#### The problem
Your task is to print all of the material verbatim.
=== Given entries ===
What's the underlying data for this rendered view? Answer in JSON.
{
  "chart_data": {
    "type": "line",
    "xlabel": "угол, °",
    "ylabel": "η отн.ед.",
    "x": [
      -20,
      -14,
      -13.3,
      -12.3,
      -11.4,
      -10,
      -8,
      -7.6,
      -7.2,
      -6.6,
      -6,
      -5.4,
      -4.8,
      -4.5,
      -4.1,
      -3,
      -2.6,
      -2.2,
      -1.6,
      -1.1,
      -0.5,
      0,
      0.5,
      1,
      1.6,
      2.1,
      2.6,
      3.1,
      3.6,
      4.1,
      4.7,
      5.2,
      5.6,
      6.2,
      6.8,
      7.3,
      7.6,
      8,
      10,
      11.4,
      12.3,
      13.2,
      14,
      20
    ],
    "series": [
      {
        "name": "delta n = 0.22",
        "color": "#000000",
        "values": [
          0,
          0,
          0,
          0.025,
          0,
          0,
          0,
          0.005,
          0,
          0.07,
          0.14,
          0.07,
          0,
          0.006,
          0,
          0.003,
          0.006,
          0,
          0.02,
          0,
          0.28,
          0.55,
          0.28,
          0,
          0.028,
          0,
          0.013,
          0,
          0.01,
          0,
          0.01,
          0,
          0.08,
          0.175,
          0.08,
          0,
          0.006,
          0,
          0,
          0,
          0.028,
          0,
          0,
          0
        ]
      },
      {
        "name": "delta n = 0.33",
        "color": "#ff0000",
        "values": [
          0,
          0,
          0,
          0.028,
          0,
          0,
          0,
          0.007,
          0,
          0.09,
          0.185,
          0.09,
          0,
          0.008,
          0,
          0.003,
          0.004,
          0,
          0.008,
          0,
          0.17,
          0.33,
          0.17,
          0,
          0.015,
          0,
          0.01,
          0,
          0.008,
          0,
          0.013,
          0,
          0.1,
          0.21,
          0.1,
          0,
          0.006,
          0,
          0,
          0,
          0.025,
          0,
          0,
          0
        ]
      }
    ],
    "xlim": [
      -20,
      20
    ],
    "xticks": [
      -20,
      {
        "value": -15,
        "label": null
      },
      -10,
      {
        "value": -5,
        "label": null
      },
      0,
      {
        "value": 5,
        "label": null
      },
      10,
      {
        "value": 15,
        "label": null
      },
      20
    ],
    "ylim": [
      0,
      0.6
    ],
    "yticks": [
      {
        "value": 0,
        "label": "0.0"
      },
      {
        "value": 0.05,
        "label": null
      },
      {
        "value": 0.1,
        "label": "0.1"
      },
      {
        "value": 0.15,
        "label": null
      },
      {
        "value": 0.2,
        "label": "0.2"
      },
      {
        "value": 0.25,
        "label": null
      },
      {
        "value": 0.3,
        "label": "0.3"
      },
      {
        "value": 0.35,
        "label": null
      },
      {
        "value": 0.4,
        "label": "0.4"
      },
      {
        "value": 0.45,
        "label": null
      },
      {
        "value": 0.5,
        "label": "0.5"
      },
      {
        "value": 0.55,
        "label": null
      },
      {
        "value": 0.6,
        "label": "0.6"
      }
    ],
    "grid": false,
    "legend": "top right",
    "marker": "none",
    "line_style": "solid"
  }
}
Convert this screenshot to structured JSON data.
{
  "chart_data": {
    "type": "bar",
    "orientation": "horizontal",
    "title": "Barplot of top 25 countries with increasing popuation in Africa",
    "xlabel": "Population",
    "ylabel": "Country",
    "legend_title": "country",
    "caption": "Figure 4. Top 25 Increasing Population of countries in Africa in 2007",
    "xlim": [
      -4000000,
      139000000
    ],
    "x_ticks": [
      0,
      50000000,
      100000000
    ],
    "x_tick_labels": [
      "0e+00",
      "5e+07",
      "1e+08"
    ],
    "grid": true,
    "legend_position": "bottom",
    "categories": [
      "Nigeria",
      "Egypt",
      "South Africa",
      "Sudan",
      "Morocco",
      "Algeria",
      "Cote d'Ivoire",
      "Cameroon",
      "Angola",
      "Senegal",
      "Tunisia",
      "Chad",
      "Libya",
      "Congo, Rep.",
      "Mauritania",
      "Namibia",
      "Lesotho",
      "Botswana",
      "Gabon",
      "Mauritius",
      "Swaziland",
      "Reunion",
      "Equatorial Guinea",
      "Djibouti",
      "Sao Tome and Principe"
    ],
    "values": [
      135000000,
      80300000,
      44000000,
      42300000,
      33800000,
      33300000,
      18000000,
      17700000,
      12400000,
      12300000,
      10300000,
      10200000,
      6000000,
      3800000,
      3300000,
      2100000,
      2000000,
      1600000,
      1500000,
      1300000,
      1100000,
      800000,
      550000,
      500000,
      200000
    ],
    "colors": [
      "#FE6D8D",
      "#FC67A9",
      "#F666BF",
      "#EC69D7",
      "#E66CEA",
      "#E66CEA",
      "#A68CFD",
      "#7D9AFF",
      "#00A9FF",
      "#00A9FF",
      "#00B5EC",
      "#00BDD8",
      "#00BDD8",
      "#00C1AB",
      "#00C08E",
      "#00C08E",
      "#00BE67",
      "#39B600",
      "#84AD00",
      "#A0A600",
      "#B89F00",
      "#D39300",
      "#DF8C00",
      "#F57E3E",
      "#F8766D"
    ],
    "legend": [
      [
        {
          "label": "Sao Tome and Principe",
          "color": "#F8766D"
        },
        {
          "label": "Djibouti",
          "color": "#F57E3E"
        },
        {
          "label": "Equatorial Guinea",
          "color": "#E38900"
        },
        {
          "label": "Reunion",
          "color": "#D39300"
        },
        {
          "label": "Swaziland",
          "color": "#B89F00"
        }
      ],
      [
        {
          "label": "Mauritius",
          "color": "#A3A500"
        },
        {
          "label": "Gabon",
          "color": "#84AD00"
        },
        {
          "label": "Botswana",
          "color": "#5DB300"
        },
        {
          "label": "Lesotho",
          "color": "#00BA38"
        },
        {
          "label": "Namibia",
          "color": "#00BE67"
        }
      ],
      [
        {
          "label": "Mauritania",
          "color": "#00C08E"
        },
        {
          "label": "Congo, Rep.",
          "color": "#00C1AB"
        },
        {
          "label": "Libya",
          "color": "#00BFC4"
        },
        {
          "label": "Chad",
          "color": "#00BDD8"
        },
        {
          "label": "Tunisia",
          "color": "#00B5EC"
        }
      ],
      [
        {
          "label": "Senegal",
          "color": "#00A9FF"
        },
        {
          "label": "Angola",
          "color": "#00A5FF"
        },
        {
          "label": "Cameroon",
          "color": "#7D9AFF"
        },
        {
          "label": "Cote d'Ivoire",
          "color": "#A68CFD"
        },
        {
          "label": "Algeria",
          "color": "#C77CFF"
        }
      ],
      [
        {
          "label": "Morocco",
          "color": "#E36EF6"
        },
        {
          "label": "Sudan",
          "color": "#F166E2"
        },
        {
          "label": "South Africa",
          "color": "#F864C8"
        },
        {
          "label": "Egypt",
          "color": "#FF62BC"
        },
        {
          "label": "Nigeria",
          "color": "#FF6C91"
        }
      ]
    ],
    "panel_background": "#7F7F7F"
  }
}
===
#### Finished task
What's the underlying data for this rendered view? Answer in JSON.
{
  "chart_data": {
    "type": "line",
    "xlabel": "угол, °",
    "ylabel": "η отн.ед.",
    "x": [
      -20,
      -14,
      -13.3,
      -12.3,
      -11.4,
      -10,
      -8,
      -7.6,
      -7.2,
      -6.6,
      -6,
      -5.4,
      -4.8,
      -4.5,
      -4.1,
      -3,
      -2.6,
      -2.2,
      -1.6,
      -1.1,
      -0.5,
      0,
      0.5,
      1,
      1.6,
      2.1,
      2.6,
      3.1,
      3.6,
      4.1,
      4.7,
      5.2,
      5.6,
      6.2,
      6.8,
      7.3,
      7.6,
      8,
      10,
      11.4,
      12.3,
      13.2,
      14,
      20
    ],
    "series": [
      {
        "name": "delta n = 0.22",
        "color": "#000000",
        "values": [
          0,
          0,
          0,
          0.025,
          0,
          0,
          0,
          0.005,
          0,
          0.07,
          0.14,
          0.07,
          0,
          0.006,
          0,
          0.003,
          0.006,
          0,
          0.02,
          0,
          0.28,
          0.55,
          0.28,
          0,
          0.028,
          0,
          0.013,
          0,
          0.01,
          0,
          0.01,
          0,
          0.08,
          0.175,
          0.08,
          0,
          0.006,
          0,
          0,
          0,
          0.028,
          0,
          0,
          0
        ]
      },
      {
        "name": "delta n = 0.33",
        "color": "#ff0000",
        "values": [
          0,
          0,
          0,
          0.028,
          0,
          0,
          0,
          0.007,
          0,
          0.09,
          0.185,
          0.09,
          0,
          0.008,
          0,
          0.003,
          0.004,
          0,
          0.008,
          0,
          0.17,
          0.33,
          0.17,
          0,
          0.015,
          0,
          0.01,
          0,
          0.008,
          0,
          0.013,
          0,
          0.1,
          0.21,
          0.1,
          0,
          0.006,
          0,
          0,
          0,
          0.025,
          0,
          0,
          0
        ]
      }
    ],
    "xlim": [
      -20,
      20
    ],
    "xticks": [
      -20,
      {
        "value": -15,
        "label": null
      },
      -10,
      {
        "value": -5,
        "label": null
      },
      0,
      {
        "value": 5,
        "label": null
      },
      10,
      {
        "value": 15,
        "label": null
      },
      20
    ],
    "ylim": [
      0,
      0.6
    ],
    "yticks": [
      {
        "value": 0,
        "label": "0.0"
      },
      {
        "value": 0.05,
        "label": null
      },
      {
        "value": 0.1,
        "label": "0.1"
      },
      {
        "value": 0.15,
        "label": null
      },
      {
        "value": 0.2,
        "label": "0.2"
      },
      {
        "value": 0.25,
        "label": null
      },
      {
        "value": 0.3,
        "label": "0.3"
      },
      {
        "value": 0.35,
        "label": null
      },
      {
        "value": 0.4,
        "label": "0.4"
      },
      {
        "value": 0.45,
        "label": null
      },
      {
        "value": 0.5,
        "label": "0.5"
      },
      {
        "value": 0.55,
        "label": null
      },
      {
        "value": 0.6,
        "label": "0.6"
      }
    ],
    "grid": false,
    "legend": "top right",
    "marker": "none",
    "line_style": "solid"
  }
}
Convert this screenshot to structured JSON data.
{
  "chart_data": {
    "type": "bar",
    "orientation": "horizontal",
    "title": "Barplot of top 25 countries with increasing popuation in Africa",
    "xlabel": "Population",
    "ylabel": "Country",
    "legend_title": "country",
    "caption": "Figure 4. Top 25 Increasing Population of countries in Africa in 2007",
    "xlim": [
      -4000000,
      139000000
    ],
    "x_ticks": [
      0,
      50000000,
      100000000
    ],
    "x_tick_labels": [
      "0e+00",
      "5e+07",
      "1e+08"
    ],
    "grid": true,
    "legend_position": "bottom",
    "categories": [
      "Nigeria",
      "Egypt",
      "South Africa",
      "Sudan",
      "Morocco",
      "Algeria",
      "Cote d'Ivoire",
      "Cameroon",
      "Angola",
      "Senegal",
      "Tunisia",
      "Chad",
      "Libya",
      "Congo, Rep.",
      "Mauritania",
      "Namibia",
      "Lesotho",
      "Botswana",
      "Gabon",
      "Mauritius",
      "Swaziland",
      "Reunion",
      "Equatorial Guinea",
      "Djibouti",
      "Sao Tome and Principe"
    ],
    "values": [
      135000000,
      80300000,
      44000000,
      42300000,
      33800000,
      33300000,
      18000000,
      17700000,
      12400000,
      12300000,
      10300000,
      10200000,
      6000000,
      3800000,
      3300000,
      2100000,
      2000000,
      1600000,
      1500000,
      1300000,
      1100000,
      800000,
      550000,
      500000,
      200000
    ],
    "colors": [
      "#FE6D8D",
      "#FC67A9",
      "#F666BF",
      "#EC69D7",
      "#E66CEA",
      "#E66CEA",
      "#A68CFD",
      "#7D9AFF",
      "#00A9FF",
      "#00A9FF",
      "#00B5EC",
      "#00BDD8",
      "#00BDD8",
      "#00C1AB",
      "#00C08E",
      "#00C08E",
      "#00BE67",
      "#39B600",
      "#84AD00",
      "#A0A600",
      "#B89F00",
      "#D39300",
      "#DF8C00",
      "#F57E3E",
      "#F8766D"
    ],
    "legend": [
      [
        {
          "label": "Sao Tome and Principe",
          "color": "#F8766D"
        },
        {
          "label": "Djibouti",
          "color": "#F57E3E"
        },
        {
          "label": "Equatorial Guinea",
          "color": "#E38900"
        },
        {
          "label": "Reunion",
          "color": "#D39300"
        },
        {
          "label": "Swaziland",
          "color": "#B89F00"
        }
      ],
      [
        {
          "label": "Mauritius",
          "color": "#A3A500"
        },
        {
          "label": "Gabon",
          "color": "#84AD00"
        },
        {
          "label": "Botswana",
          "color": "#5DB300"
        },
        {
          "label": "Lesotho",
          "color": "#00BA38"
        },
        {
          "label": "Namibia",
          "color": "#00BE67"
        }
      ],
      [
        {
          "label": "Mauritania",
          "color": "#00C08E"
        },
        {
          "label": "Congo, Rep.",
          "color": "#00C1AB"
        },
        {
          "label": "Libya",
          "color": "#00BFC4"
        },
        {
          "label": "Chad",
          "color": "#00BDD8"
        },
        {
          "label": "Tunisia",
          "color": "#00B5EC"
        }
      ],
      [
        {
          "label": "Senegal",
          "color": "#00A9FF"
        },
        {
          "label": "Angola",
          "color": "#00A5FF"
        },
        {
          "label": "Cameroon",
          "color": "#7D9AFF"
        },
        {
          "label": "Cote d'Ivoire",
          "color": "#A68CFD"
        },
        {
          "label": "Algeria",
          "color": "#C77CFF"
        }
      ],
      [
        {
          "label": "Morocco",
          "color": "#E36EF6"
        },
        {
          "label": "Sudan",
          "color": "#F166E2"
        },
        {
          "label": "South Africa",
          "color": "#F864C8"
        },
        {
          "label": "Egypt",
          "color": "#FF62BC"
        },
        {
          "label": "Nigeria",
          "color": "#FF6C91"
        }
      ]
    ],
    "panel_background": "#7F7F7F"
  }
}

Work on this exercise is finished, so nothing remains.